List, from the lines below, each one with "losses" in it.

---+---

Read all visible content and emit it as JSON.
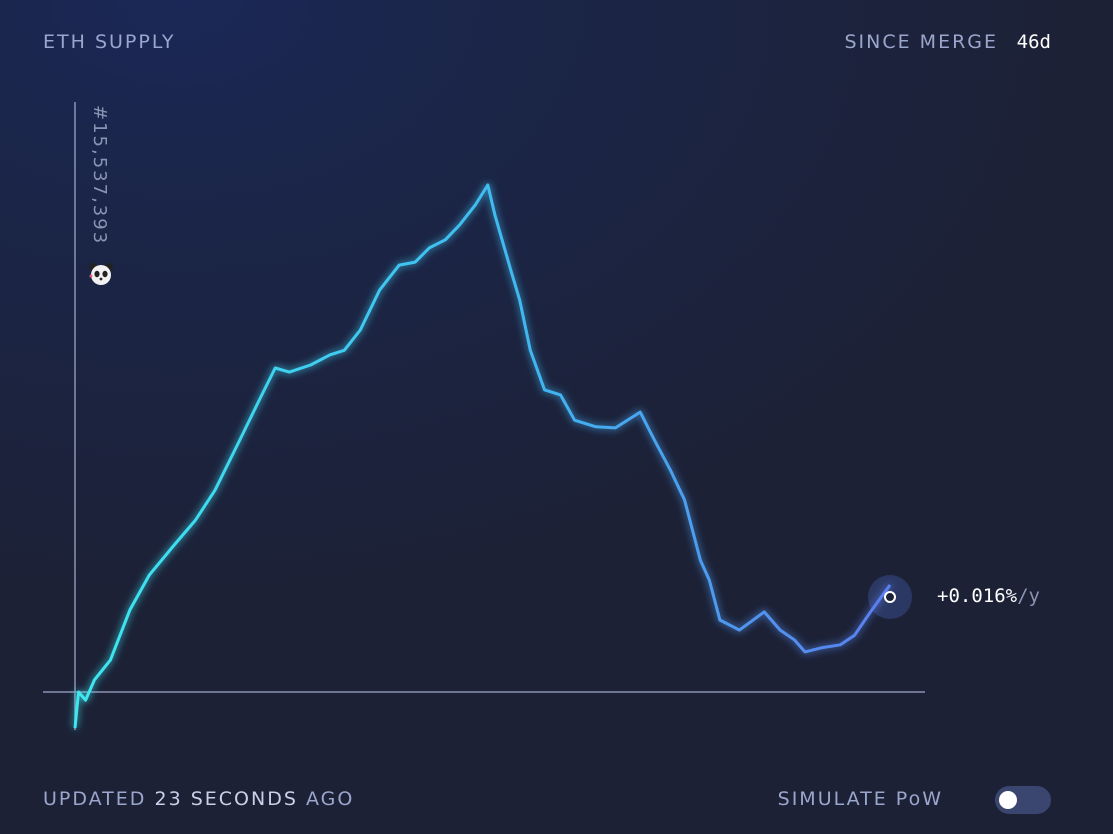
{
  "header": {
    "title": "ETH SUPPLY",
    "since_label": "SINCE MERGE",
    "since_value": "46d"
  },
  "footer": {
    "updated_prefix": "UPDATED",
    "updated_value": "23 SECONDS",
    "updated_suffix": "AGO",
    "simulate_label": "SIMULATE PoW",
    "simulate_on": false
  },
  "marker": {
    "block": "#15,537,393",
    "icon": "panda-icon"
  },
  "rate": {
    "value": "+0.016%",
    "unit": "/y"
  },
  "colors": {
    "line_start": "#3ee8f0",
    "line_end": "#5b7ff0",
    "axis": "#8a93b3"
  },
  "chart_data": {
    "type": "line",
    "title": "",
    "xlabel": "",
    "ylabel": "",
    "x_unit": "days since merge",
    "xlim": [
      0,
      46
    ],
    "ylim": [
      -10,
      100
    ],
    "grid": false,
    "x": [
      0,
      0.2,
      0.6,
      1.1,
      2.0,
      3.1,
      4.2,
      5.6,
      6.8,
      7.9,
      9.3,
      10.4,
      11.3,
      12.1,
      13.3,
      14.4,
      15.2,
      16.1,
      17.2,
      18.3,
      19.2,
      20.0,
      20.9,
      21.7,
      22.6,
      23.3,
      23.7,
      24.6,
      25.1,
      25.7,
      26.5,
      27.4,
      28.2,
      29.4,
      30.5,
      31.9,
      32.7,
      33.6,
      34.4,
      35.3,
      35.8,
      36.4,
      37.5,
      38.9,
      39.8,
      40.6,
      41.2,
      42.1,
      43.2,
      44.0,
      44.9,
      46.0
    ],
    "y": [
      -7.1,
      0,
      -1.6,
      2.4,
      6.3,
      16.2,
      23.1,
      29.0,
      33.9,
      39.8,
      49.7,
      57.6,
      63.9,
      63.1,
      64.5,
      66.5,
      67.4,
      71.4,
      79.3,
      84.2,
      84.8,
      87.6,
      89.2,
      92.1,
      96.1,
      100,
      94.1,
      83.2,
      77.3,
      67.4,
      59.6,
      58.6,
      53.6,
      52.3,
      52.1,
      55.2,
      49.7,
      43.8,
      37.9,
      26.0,
      22.1,
      14.2,
      12.2,
      15.8,
      12.2,
      10.3,
      7.9,
      8.7,
      9.3,
      11.2,
      15.8,
      21.1
    ]
  }
}
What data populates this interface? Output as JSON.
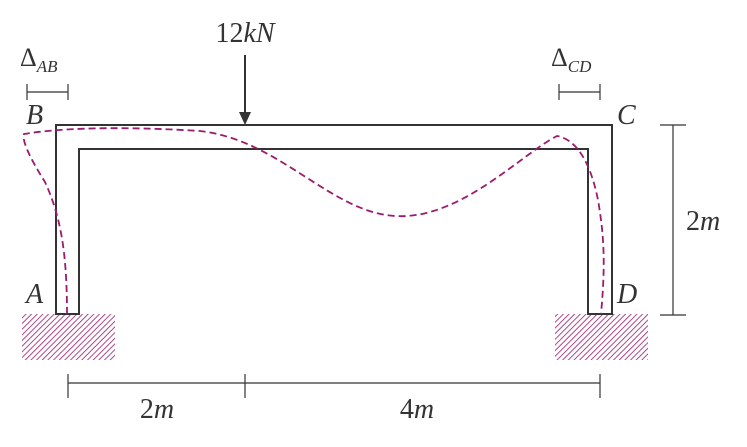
{
  "load": {
    "label": "12kN",
    "number": "12",
    "unit": "kN"
  },
  "deflections": {
    "ab": {
      "symbol": "Δ",
      "subscript": "AB"
    },
    "cd": {
      "symbol": "Δ",
      "subscript": "CD"
    }
  },
  "nodes": {
    "a": "A",
    "b": "B",
    "c": "C",
    "d": "D"
  },
  "dimensions": {
    "height": {
      "number": "2",
      "unit": "m"
    },
    "span_left": {
      "number": "2",
      "unit": "m"
    },
    "span_right": {
      "number": "4",
      "unit": "m"
    }
  },
  "colors": {
    "frame": "#333333",
    "deflected_shape": "#9b1b6e",
    "support_hatch": "#9b1b6e"
  }
}
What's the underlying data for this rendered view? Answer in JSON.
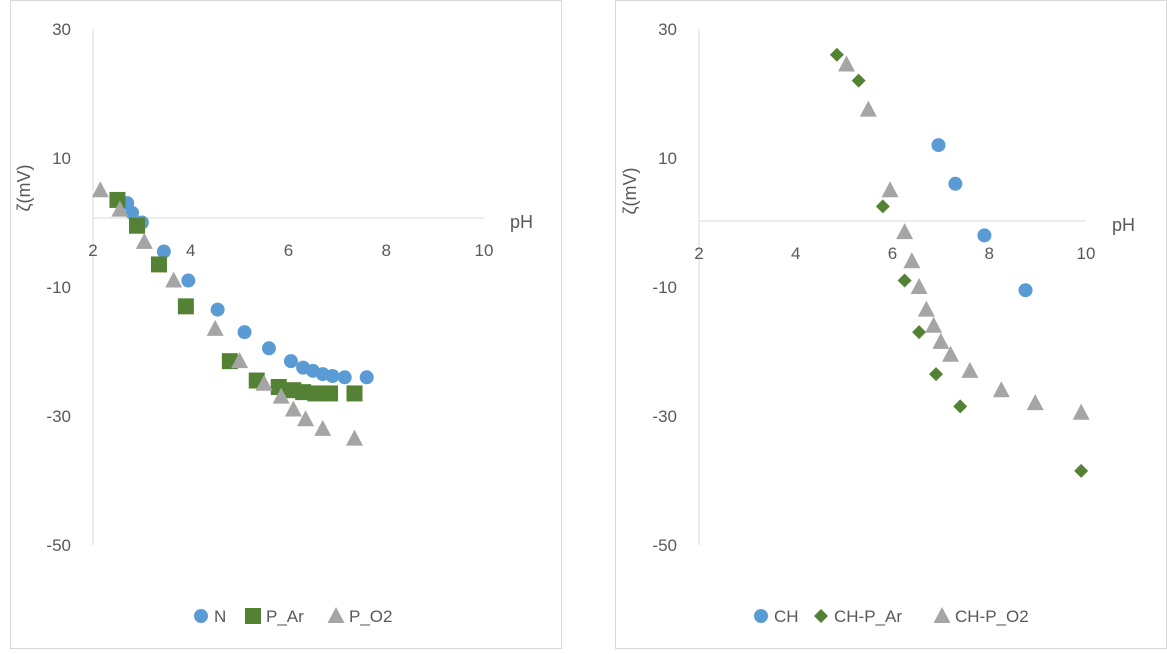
{
  "chart_data": [
    {
      "type": "scatter",
      "title": "",
      "xlabel": "pH",
      "ylabel": "ζ(mV)",
      "xlim": [
        2,
        10
      ],
      "ylim": [
        -50,
        30
      ],
      "x_ticks": [
        "2",
        "4",
        "6",
        "8",
        "10"
      ],
      "y_ticks": [
        "30",
        "10",
        "-10",
        "-30",
        "-50"
      ],
      "grid": false,
      "legend_position": "bottom",
      "series": [
        {
          "name": "N",
          "marker": "circle",
          "color": "#5B9BD5",
          "x": [
            2.7,
            2.8,
            3.0,
            3.45,
            3.95,
            4.55,
            5.1,
            5.6,
            6.05,
            6.3,
            6.5,
            6.7,
            6.9,
            7.15,
            7.6
          ],
          "y": [
            3,
            1.5,
            0,
            -4.5,
            -9,
            -13.5,
            -17,
            -19.5,
            -21.5,
            -22.5,
            -23,
            -23.5,
            -23.8,
            -24,
            -24
          ]
        },
        {
          "name": "P_Ar",
          "marker": "square",
          "color": "#548235",
          "x": [
            2.5,
            2.9,
            3.35,
            3.9,
            4.8,
            5.35,
            5.8,
            6.1,
            6.3,
            6.55,
            6.85,
            7.35
          ],
          "y": [
            3.5,
            -0.5,
            -6.5,
            -13,
            -21.5,
            -24.5,
            -25.5,
            -26,
            -26.3,
            -26.5,
            -26.5,
            -26.5
          ]
        },
        {
          "name": "P_O2",
          "marker": "triangle",
          "color": "#A5A5A5",
          "x": [
            2.15,
            2.55,
            3.05,
            3.65,
            4.5,
            5.0,
            5.5,
            5.85,
            6.1,
            6.35,
            6.7,
            7.35
          ],
          "y": [
            5,
            2,
            -3,
            -9,
            -16.5,
            -21.5,
            -25,
            -27,
            -29,
            -30.5,
            -32,
            -33.5
          ]
        }
      ]
    },
    {
      "type": "scatter",
      "title": "",
      "xlabel": "pH",
      "ylabel": "ζ(mV)",
      "xlim": [
        2,
        10
      ],
      "ylim": [
        -50,
        30
      ],
      "x_ticks": [
        "2",
        "4",
        "6",
        "8",
        "10"
      ],
      "y_ticks": [
        "30",
        "10",
        "-10",
        "-30",
        "-50"
      ],
      "grid": false,
      "legend_position": "bottom",
      "series": [
        {
          "name": "CH",
          "marker": "circle",
          "color": "#5B9BD5",
          "x": [
            6.95,
            7.3,
            7.9,
            8.75
          ],
          "y": [
            12,
            6,
            -2,
            -10.5
          ]
        },
        {
          "name": "CH-P_Ar",
          "marker": "diamond",
          "color": "#548235",
          "x": [
            4.85,
            5.3,
            5.8,
            6.25,
            6.55,
            6.9,
            7.4,
            9.9
          ],
          "y": [
            26,
            22,
            2.5,
            -9,
            -17,
            -23.5,
            -28.5,
            -38.5
          ]
        },
        {
          "name": "CH-P_O2",
          "marker": "triangle",
          "color": "#A5A5A5",
          "x": [
            5.05,
            5.5,
            5.95,
            6.25,
            6.4,
            6.55,
            6.7,
            6.85,
            7.0,
            7.2,
            7.6,
            8.25,
            8.95,
            9.9
          ],
          "y": [
            24.5,
            17.5,
            5,
            -1.5,
            -6,
            -10,
            -13.5,
            -16,
            -18.5,
            -20.5,
            -23,
            -26,
            -28,
            -29.5
          ]
        }
      ]
    }
  ]
}
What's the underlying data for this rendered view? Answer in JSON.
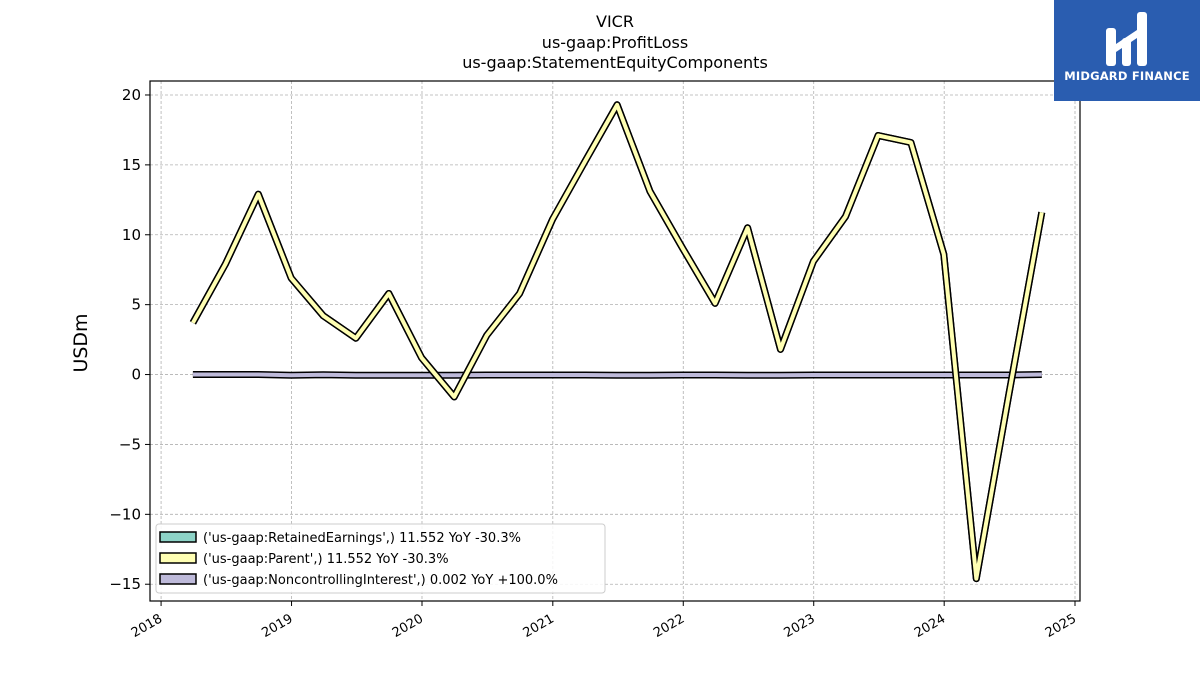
{
  "chart_data": {
    "type": "line",
    "title": [
      "VICR",
      "us-gaap:ProfitLoss",
      "us-gaap:StatementEquityComponents"
    ],
    "xlabel": "",
    "ylabel": "USDm",
    "xlim": [
      "2017-12-01",
      "2025-01-15"
    ],
    "ylim": [
      -16.2,
      21
    ],
    "xticks": [
      "2018",
      "2019",
      "2020",
      "2021",
      "2022",
      "2023",
      "2024",
      "2025"
    ],
    "yticks": [
      20,
      15,
      10,
      5,
      0,
      -5,
      -10,
      -15
    ],
    "ytick_labels": [
      "20",
      "15",
      "10",
      "5",
      "0",
      "−5",
      "−10",
      "−15"
    ],
    "grid": true,
    "legend_position": "lower-left",
    "series": [
      {
        "name": "('us-gaap:RetainedEarnings',) 11.552 YoY -30.3%",
        "color": "#8dd3c7",
        "x": [
          "2018-03-31",
          "2018-06-30",
          "2018-09-30",
          "2018-12-31",
          "2019-03-31",
          "2019-06-30",
          "2019-09-30",
          "2019-12-31",
          "2020-03-31",
          "2020-06-30",
          "2020-09-30",
          "2020-12-31",
          "2021-03-31",
          "2021-06-30",
          "2021-09-30",
          "2021-12-31",
          "2022-03-31",
          "2022-06-30",
          "2022-09-30",
          "2022-12-31",
          "2023-03-31",
          "2023-06-30",
          "2023-09-30",
          "2023-12-31",
          "2024-03-31",
          "2024-06-30",
          "2024-09-30"
        ],
        "values": [
          3.7,
          7.9,
          12.9,
          6.9,
          4.2,
          2.6,
          5.8,
          1.2,
          -1.6,
          2.8,
          5.8,
          11.1,
          15.2,
          19.3,
          13.1,
          9.0,
          5.1,
          10.5,
          1.8,
          8.1,
          11.3,
          17.1,
          16.6,
          8.6,
          -14.6,
          -1.4,
          11.6
        ]
      },
      {
        "name": "('us-gaap:Parent',) 11.552 YoY -30.3%",
        "color": "#ffffb3",
        "x": [
          "2018-03-31",
          "2018-06-30",
          "2018-09-30",
          "2018-12-31",
          "2019-03-31",
          "2019-06-30",
          "2019-09-30",
          "2019-12-31",
          "2020-03-31",
          "2020-06-30",
          "2020-09-30",
          "2020-12-31",
          "2021-03-31",
          "2021-06-30",
          "2021-09-30",
          "2021-12-31",
          "2022-03-31",
          "2022-06-30",
          "2022-09-30",
          "2022-12-31",
          "2023-03-31",
          "2023-06-30",
          "2023-09-30",
          "2023-12-31",
          "2024-03-31",
          "2024-06-30",
          "2024-09-30"
        ],
        "values": [
          3.7,
          7.9,
          12.9,
          6.9,
          4.2,
          2.6,
          5.8,
          1.2,
          -1.6,
          2.8,
          5.8,
          11.1,
          15.2,
          19.3,
          13.1,
          9.0,
          5.1,
          10.5,
          1.8,
          8.1,
          11.3,
          17.1,
          16.6,
          8.6,
          -14.6,
          -1.4,
          11.6
        ]
      },
      {
        "name": "('us-gaap:NoncontrollingInterest',) 0.002 YoY +100.0%",
        "color": "#bebada",
        "x": [
          "2018-03-31",
          "2018-06-30",
          "2018-09-30",
          "2018-12-31",
          "2019-03-31",
          "2019-06-30",
          "2019-09-30",
          "2019-12-31",
          "2020-03-31",
          "2020-06-30",
          "2020-09-30",
          "2020-12-31",
          "2021-03-31",
          "2021-06-30",
          "2021-09-30",
          "2021-12-31",
          "2022-03-31",
          "2022-06-30",
          "2022-09-30",
          "2022-12-31",
          "2023-03-31",
          "2023-06-30",
          "2023-09-30",
          "2023-12-31",
          "2024-03-31",
          "2024-06-30",
          "2024-09-30"
        ],
        "values": [
          0.0,
          0.0,
          0.0,
          -0.05,
          -0.02,
          -0.05,
          -0.05,
          -0.05,
          -0.05,
          -0.03,
          -0.03,
          -0.03,
          -0.03,
          -0.05,
          -0.05,
          -0.03,
          -0.03,
          -0.05,
          -0.05,
          -0.03,
          -0.03,
          -0.03,
          -0.03,
          -0.03,
          -0.03,
          -0.03,
          0.002
        ]
      }
    ]
  },
  "logo": {
    "text": "MIDGARD FINANCE",
    "background": "#2a5db0"
  }
}
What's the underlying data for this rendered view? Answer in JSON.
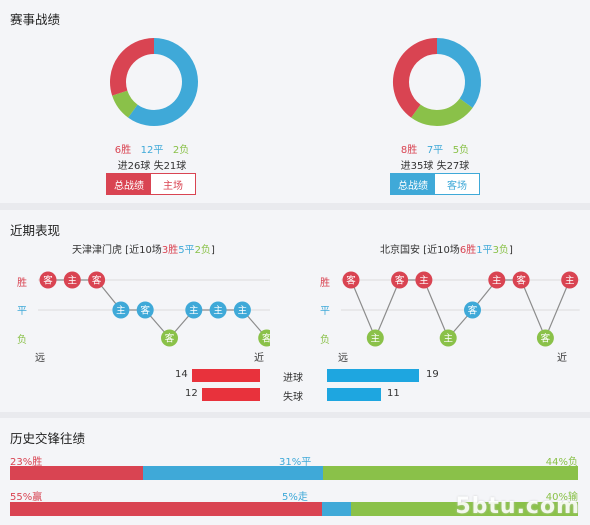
{
  "sections": {
    "record_title": "赛事战绩",
    "recent_title": "近期表现",
    "history_title": "历史交锋往绩"
  },
  "colors": {
    "win": "#d94452",
    "draw": "#3fa9d8",
    "loss": "#8ac149"
  },
  "record": {
    "left": {
      "wins": "6胜",
      "draws": "12平",
      "losses": "2负",
      "counts": [
        6,
        12,
        2
      ],
      "goals": "进26球 失21球",
      "tab_active": "总战绩",
      "tab_other": "主场"
    },
    "right": {
      "wins": "8胜",
      "draws": "7平",
      "losses": "5负",
      "counts": [
        8,
        7,
        5
      ],
      "goals": "进35球 失27球",
      "tab_active": "总战绩",
      "tab_other": "客场"
    }
  },
  "recent": {
    "left": {
      "team": "天津津门虎",
      "prefix": " [近10场",
      "wins": "3胜",
      "draws": "5平",
      "losses": "2负",
      "suffix": "]",
      "matches": [
        {
          "result": "W",
          "venue": "客"
        },
        {
          "result": "W",
          "venue": "主"
        },
        {
          "result": "W",
          "venue": "客"
        },
        {
          "result": "D",
          "venue": "主"
        },
        {
          "result": "D",
          "venue": "客"
        },
        {
          "result": "L",
          "venue": "客"
        },
        {
          "result": "D",
          "venue": "主"
        },
        {
          "result": "D",
          "venue": "主"
        },
        {
          "result": "D",
          "venue": "主"
        },
        {
          "result": "L",
          "venue": "客"
        }
      ]
    },
    "right": {
      "team": "北京国安",
      "prefix": " [近10场",
      "wins": "6胜",
      "draws": "1平",
      "losses": "3负",
      "suffix": "]",
      "matches": [
        {
          "result": "W",
          "venue": "客"
        },
        {
          "result": "L",
          "venue": "主"
        },
        {
          "result": "W",
          "venue": "客"
        },
        {
          "result": "W",
          "venue": "主"
        },
        {
          "result": "L",
          "venue": "主"
        },
        {
          "result": "D",
          "venue": "客"
        },
        {
          "result": "W",
          "venue": "主"
        },
        {
          "result": "W",
          "venue": "客"
        },
        {
          "result": "L",
          "venue": "客"
        },
        {
          "result": "W",
          "venue": "主"
        }
      ]
    },
    "axis": {
      "win": "胜",
      "draw": "平",
      "loss": "负",
      "far": "远",
      "near": "近"
    },
    "goals_for_label": "进球",
    "goals_against_label": "失球",
    "left_goals_for": "14",
    "left_goals_against": "12",
    "right_goals_for": "19",
    "right_goals_against": "11",
    "goals_for_values": [
      14,
      19
    ],
    "goals_against_values": [
      12,
      11
    ]
  },
  "history": {
    "row1": {
      "left": "23%胜",
      "mid": "31%平",
      "right": "44%负",
      "pct": [
        23,
        31,
        44
      ]
    },
    "row2": {
      "left": "55%赢",
      "mid": "5%走",
      "right": "40%输",
      "pct": [
        55,
        5,
        40
      ]
    }
  },
  "watermark": "5btu.com"
}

---+---

> **RESULT**:
      "losses": "2负",
      "losses": "5负",
      "losses": "2负",
      "losses": "3负",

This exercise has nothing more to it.